-- Start of Material supplied --
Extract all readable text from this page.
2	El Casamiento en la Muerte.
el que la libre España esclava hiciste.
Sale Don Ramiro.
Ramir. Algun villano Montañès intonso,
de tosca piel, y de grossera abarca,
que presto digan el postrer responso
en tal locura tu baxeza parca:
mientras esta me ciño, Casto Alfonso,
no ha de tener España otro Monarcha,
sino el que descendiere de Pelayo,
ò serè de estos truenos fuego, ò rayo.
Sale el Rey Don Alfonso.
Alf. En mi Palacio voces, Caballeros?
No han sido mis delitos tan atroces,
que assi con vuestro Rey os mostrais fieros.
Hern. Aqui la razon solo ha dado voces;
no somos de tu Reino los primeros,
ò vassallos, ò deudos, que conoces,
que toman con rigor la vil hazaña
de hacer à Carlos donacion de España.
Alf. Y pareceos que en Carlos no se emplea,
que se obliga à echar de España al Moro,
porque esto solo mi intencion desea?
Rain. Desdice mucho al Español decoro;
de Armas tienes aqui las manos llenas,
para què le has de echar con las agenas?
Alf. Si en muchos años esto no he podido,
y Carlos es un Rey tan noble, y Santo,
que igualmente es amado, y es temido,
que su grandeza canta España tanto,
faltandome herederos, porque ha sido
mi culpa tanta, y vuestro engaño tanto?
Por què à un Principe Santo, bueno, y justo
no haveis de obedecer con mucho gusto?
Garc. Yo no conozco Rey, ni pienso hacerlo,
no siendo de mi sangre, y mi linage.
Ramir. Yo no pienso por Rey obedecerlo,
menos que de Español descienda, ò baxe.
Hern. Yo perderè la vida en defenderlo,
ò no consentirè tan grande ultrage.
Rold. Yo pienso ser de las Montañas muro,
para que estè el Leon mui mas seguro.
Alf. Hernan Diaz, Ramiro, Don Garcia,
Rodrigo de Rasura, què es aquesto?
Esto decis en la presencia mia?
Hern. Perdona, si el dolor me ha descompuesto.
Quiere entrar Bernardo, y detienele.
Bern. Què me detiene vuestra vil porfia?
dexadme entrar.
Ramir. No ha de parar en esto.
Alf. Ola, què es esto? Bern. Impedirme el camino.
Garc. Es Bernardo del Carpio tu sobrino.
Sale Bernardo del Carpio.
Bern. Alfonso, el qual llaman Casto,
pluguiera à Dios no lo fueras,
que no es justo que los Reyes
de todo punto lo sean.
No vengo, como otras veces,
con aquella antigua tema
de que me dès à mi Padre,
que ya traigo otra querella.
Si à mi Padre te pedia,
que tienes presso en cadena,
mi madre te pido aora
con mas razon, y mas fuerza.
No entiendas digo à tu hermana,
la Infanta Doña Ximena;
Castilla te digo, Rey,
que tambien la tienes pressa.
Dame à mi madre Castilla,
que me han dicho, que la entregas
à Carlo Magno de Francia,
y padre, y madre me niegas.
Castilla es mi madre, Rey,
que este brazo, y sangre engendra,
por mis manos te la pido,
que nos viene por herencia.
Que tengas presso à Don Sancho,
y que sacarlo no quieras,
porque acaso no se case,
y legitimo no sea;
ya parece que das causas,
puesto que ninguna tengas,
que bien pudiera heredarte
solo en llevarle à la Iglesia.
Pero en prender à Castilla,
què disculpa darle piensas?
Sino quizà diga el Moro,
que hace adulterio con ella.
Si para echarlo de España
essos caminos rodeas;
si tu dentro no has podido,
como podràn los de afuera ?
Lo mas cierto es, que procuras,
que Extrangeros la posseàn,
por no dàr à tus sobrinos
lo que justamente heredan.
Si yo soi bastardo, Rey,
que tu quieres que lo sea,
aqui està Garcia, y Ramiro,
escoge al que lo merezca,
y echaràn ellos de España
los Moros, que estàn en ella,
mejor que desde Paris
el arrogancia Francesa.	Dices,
-- End of Material supplied --
- Written exercise
Extract the full listing above without altering anything.

- Answer to the task
Extract all readable text from this page.
2	El Casamiento en la Muerte.
el que la libre España esclava hiciste.
Sale Don Ramiro.
Ramir. Algun villano Montañès intonso,
de tosca piel, y de grossera abarca,
que presto digan el postrer responso
en tal locura tu baxeza parca:
mientras esta me ciño, Casto Alfonso,
no ha de tener España otro Monarcha,
sino el que descendiere de Pelayo,
ò serè de estos truenos fuego, ò rayo.
Sale el Rey Don Alfonso.
Alf. En mi Palacio voces, Caballeros?
No han sido mis delitos tan atroces,
que assi con vuestro Rey os mostrais fieros.
Hern. Aqui la razon solo ha dado voces;
no somos de tu Reino los primeros,
ò vassallos, ò deudos, que conoces,
que toman con rigor la vil hazaña
de hacer à Carlos donacion de España.
Alf. Y pareceos que en Carlos no se emplea,
que se obliga à echar de España al Moro,
porque esto solo mi intencion desea?
Rain. Desdice mucho al Español decoro;
de Armas tienes aqui las manos llenas,
para què le has de echar con las agenas?
Alf. Si en muchos años esto no he podido,
y Carlos es un Rey tan noble, y Santo,
que igualmente es amado, y es temido,
que su grandeza canta España tanto,
faltandome herederos, porque ha sido
mi culpa tanta, y vuestro engaño tanto?
Por què à un Principe Santo, bueno, y justo
no haveis de obedecer con mucho gusto?
Garc. Yo no conozco Rey, ni pienso hacerlo,
no siendo de mi sangre, y mi linage.
Ramir. Yo no pienso por Rey obedecerlo,
menos que de Español descienda, ò baxe.
Hern. Yo perderè la vida en defenderlo,
ò no consentirè tan grande ultrage.
Rold. Yo pienso ser de las Montañas muro,
para que estè el Leon mui mas seguro.
Alf. Hernan Diaz, Ramiro, Don Garcia,
Rodrigo de Rasura, què es aquesto?
Esto decis en la presencia mia?
Hern. Perdona, si el dolor me ha descompuesto.
Quiere entrar Bernardo, y detienele.
Bern. Què me detiene vuestra vil porfia?
dexadme entrar.
Ramir. No ha de parar en esto.
Alf. Ola, què es esto? Bern. Impedirme el camino.
Garc. Es Bernardo del Carpio tu sobrino.
Sale Bernardo del Carpio.
Bern. Alfonso, el qual llaman Casto,
pluguiera à Dios no lo fueras,
que no es justo que los Reyes
de todo punto lo sean.
No vengo, como otras veces,
con aquella antigua tema
de que me dès à mi Padre,
que ya traigo otra querella.
Si à mi Padre te pedia,
que tienes presso en cadena,
mi madre te pido aora
con mas razon, y mas fuerza.
No entiendas digo à tu hermana,
la Infanta Doña Ximena;
Castilla te digo, Rey,
que tambien la tienes pressa.
Dame à mi madre Castilla,
que me han dicho, que la entregas
à Carlo Magno de Francia,
y padre, y madre me niegas.
Castilla es mi madre, Rey,
que este brazo, y sangre engendra,
por mis manos te la pido,
que nos viene por herencia.
Que tengas presso à Don Sancho,
y que sacarlo no quieras,
porque acaso no se case,
y legitimo no sea;
ya parece que das causas,
puesto que ninguna tengas,
que bien pudiera heredarte
solo en llevarle à la Iglesia.
Pero en prender à Castilla,
què disculpa darle piensas?
Sino quizà diga el Moro,
que hace adulterio con ella.
Si para echarlo de España
essos caminos rodeas;
si tu dentro no has podido,
como podràn los de afuera ?
Lo mas cierto es, que procuras,
que Extrangeros la posseàn,
por no dàr à tus sobrinos
lo que justamente heredan.
Si yo soi bastardo, Rey,
que tu quieres que lo sea,
aqui està Garcia, y Ramiro,
escoge al que lo merezca,
y echaràn ellos de España
los Moros, que estàn en ella,
mejor que desde Paris
el arrogancia Francesa.	Dices,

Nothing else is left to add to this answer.